Aim of the task:
Count every line below that contains "конвейера", then state the total with no other output.

Data records:
--------

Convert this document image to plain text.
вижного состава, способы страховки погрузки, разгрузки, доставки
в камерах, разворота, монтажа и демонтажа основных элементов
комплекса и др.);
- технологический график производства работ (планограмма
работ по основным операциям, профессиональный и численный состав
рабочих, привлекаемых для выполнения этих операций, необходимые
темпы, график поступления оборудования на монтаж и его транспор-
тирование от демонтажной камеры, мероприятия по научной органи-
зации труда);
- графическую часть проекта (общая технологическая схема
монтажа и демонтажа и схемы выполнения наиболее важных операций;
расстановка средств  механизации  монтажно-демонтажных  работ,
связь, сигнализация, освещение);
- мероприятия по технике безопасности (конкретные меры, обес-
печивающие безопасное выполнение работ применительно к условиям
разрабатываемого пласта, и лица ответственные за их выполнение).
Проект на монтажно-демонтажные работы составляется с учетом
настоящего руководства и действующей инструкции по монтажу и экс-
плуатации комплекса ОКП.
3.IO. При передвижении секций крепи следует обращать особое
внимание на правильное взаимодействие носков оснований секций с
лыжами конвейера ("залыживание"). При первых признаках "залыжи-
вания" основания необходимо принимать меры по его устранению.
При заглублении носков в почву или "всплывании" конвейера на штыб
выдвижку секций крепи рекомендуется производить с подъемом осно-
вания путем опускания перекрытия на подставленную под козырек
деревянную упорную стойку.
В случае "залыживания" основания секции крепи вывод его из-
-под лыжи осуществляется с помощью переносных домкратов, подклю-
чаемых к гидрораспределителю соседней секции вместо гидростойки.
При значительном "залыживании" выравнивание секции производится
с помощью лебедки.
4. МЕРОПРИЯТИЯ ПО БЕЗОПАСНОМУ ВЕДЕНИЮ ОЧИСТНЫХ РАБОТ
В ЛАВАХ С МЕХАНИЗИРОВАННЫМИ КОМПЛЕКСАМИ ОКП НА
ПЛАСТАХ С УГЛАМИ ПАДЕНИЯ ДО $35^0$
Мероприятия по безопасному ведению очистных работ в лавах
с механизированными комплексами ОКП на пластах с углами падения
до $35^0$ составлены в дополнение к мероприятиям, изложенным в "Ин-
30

--------

The solution:
2